Aim of the exercise - Return all of the entries word for word, but omit the pictures they contain.

Extracted records -
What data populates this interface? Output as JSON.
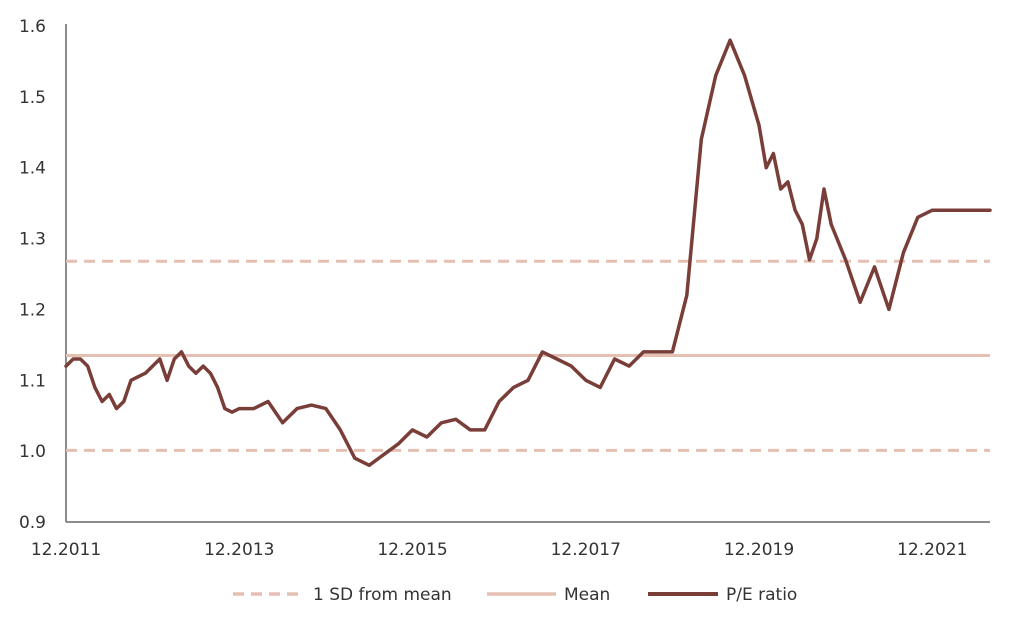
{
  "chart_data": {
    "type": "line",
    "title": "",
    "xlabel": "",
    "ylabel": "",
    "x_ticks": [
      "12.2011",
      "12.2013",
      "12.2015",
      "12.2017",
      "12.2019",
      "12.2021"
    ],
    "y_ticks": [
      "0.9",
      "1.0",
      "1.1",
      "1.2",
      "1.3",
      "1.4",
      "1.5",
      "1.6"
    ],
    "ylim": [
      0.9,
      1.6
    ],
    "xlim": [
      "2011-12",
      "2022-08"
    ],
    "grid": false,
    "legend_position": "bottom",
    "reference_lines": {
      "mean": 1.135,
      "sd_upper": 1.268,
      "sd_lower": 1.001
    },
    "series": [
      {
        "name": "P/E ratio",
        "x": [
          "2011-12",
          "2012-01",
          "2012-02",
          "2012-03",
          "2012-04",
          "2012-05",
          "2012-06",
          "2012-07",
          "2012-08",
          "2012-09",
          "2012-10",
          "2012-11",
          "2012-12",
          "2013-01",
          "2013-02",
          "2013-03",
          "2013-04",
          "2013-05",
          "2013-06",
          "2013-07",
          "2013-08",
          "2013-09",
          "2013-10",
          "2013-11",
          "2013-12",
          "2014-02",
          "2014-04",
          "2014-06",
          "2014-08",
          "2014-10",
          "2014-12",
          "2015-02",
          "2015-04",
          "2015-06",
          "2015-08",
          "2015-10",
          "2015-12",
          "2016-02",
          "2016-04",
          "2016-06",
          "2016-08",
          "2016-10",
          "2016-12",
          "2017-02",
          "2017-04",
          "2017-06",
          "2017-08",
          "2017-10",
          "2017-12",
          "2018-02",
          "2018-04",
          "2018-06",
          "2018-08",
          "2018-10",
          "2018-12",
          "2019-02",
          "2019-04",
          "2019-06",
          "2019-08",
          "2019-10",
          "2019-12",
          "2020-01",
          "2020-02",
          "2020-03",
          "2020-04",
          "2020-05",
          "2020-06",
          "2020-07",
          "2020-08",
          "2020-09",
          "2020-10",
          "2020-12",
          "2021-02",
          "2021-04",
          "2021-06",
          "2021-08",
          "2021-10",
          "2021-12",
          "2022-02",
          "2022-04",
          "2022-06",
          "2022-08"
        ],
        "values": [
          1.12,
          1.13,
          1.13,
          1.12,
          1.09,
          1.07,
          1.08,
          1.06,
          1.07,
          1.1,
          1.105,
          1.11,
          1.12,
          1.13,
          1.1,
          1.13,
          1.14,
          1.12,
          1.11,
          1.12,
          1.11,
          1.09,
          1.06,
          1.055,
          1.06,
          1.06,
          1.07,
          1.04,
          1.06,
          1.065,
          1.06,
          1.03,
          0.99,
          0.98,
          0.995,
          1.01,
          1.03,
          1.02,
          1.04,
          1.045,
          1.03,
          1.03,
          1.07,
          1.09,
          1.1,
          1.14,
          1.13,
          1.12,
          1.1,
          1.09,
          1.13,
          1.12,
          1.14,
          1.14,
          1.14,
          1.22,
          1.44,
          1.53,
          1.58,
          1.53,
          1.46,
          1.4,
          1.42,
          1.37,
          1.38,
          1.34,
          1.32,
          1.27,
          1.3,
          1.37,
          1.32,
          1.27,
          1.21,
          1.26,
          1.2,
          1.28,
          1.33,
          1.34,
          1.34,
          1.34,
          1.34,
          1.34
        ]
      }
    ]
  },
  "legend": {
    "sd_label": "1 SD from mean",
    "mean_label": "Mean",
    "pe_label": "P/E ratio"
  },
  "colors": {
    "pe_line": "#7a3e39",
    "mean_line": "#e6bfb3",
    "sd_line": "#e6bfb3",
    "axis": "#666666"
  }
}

Solution for this task -
What data populates this interface? Output as JSON.
{
  "chart_data": {
    "type": "line",
    "title": "",
    "xlabel": "",
    "ylabel": "",
    "x_ticks": [
      "12.2011",
      "12.2013",
      "12.2015",
      "12.2017",
      "12.2019",
      "12.2021"
    ],
    "y_ticks": [
      "0.9",
      "1.0",
      "1.1",
      "1.2",
      "1.3",
      "1.4",
      "1.5",
      "1.6"
    ],
    "ylim": [
      0.9,
      1.6
    ],
    "xlim": [
      "2011-12",
      "2022-08"
    ],
    "grid": false,
    "legend_position": "bottom",
    "reference_lines": {
      "mean": 1.135,
      "sd_upper": 1.268,
      "sd_lower": 1.001
    },
    "series": [
      {
        "name": "P/E ratio",
        "x": [
          "2011-12",
          "2012-01",
          "2012-02",
          "2012-03",
          "2012-04",
          "2012-05",
          "2012-06",
          "2012-07",
          "2012-08",
          "2012-09",
          "2012-10",
          "2012-11",
          "2012-12",
          "2013-01",
          "2013-02",
          "2013-03",
          "2013-04",
          "2013-05",
          "2013-06",
          "2013-07",
          "2013-08",
          "2013-09",
          "2013-10",
          "2013-11",
          "2013-12",
          "2014-02",
          "2014-04",
          "2014-06",
          "2014-08",
          "2014-10",
          "2014-12",
          "2015-02",
          "2015-04",
          "2015-06",
          "2015-08",
          "2015-10",
          "2015-12",
          "2016-02",
          "2016-04",
          "2016-06",
          "2016-08",
          "2016-10",
          "2016-12",
          "2017-02",
          "2017-04",
          "2017-06",
          "2017-08",
          "2017-10",
          "2017-12",
          "2018-02",
          "2018-04",
          "2018-06",
          "2018-08",
          "2018-10",
          "2018-12",
          "2019-02",
          "2019-04",
          "2019-06",
          "2019-08",
          "2019-10",
          "2019-12",
          "2020-01",
          "2020-02",
          "2020-03",
          "2020-04",
          "2020-05",
          "2020-06",
          "2020-07",
          "2020-08",
          "2020-09",
          "2020-10",
          "2020-12",
          "2021-02",
          "2021-04",
          "2021-06",
          "2021-08",
          "2021-10",
          "2021-12",
          "2022-02",
          "2022-04",
          "2022-06",
          "2022-08"
        ],
        "values": [
          1.12,
          1.13,
          1.13,
          1.12,
          1.09,
          1.07,
          1.08,
          1.06,
          1.07,
          1.1,
          1.105,
          1.11,
          1.12,
          1.13,
          1.1,
          1.13,
          1.14,
          1.12,
          1.11,
          1.12,
          1.11,
          1.09,
          1.06,
          1.055,
          1.06,
          1.06,
          1.07,
          1.04,
          1.06,
          1.065,
          1.06,
          1.03,
          0.99,
          0.98,
          0.995,
          1.01,
          1.03,
          1.02,
          1.04,
          1.045,
          1.03,
          1.03,
          1.07,
          1.09,
          1.1,
          1.14,
          1.13,
          1.12,
          1.1,
          1.09,
          1.13,
          1.12,
          1.14,
          1.14,
          1.14,
          1.22,
          1.44,
          1.53,
          1.58,
          1.53,
          1.46,
          1.4,
          1.42,
          1.37,
          1.38,
          1.34,
          1.32,
          1.27,
          1.3,
          1.37,
          1.32,
          1.27,
          1.21,
          1.26,
          1.2,
          1.28,
          1.33,
          1.34,
          1.34,
          1.34,
          1.34,
          1.34
        ]
      }
    ]
  },
  "legend": {
    "sd_label": "1 SD from mean",
    "mean_label": "Mean",
    "pe_label": "P/E ratio"
  },
  "colors": {
    "pe_line": "#7a3e39",
    "mean_line": "#e6bfb3",
    "sd_line": "#e6bfb3",
    "axis": "#666666"
  }
}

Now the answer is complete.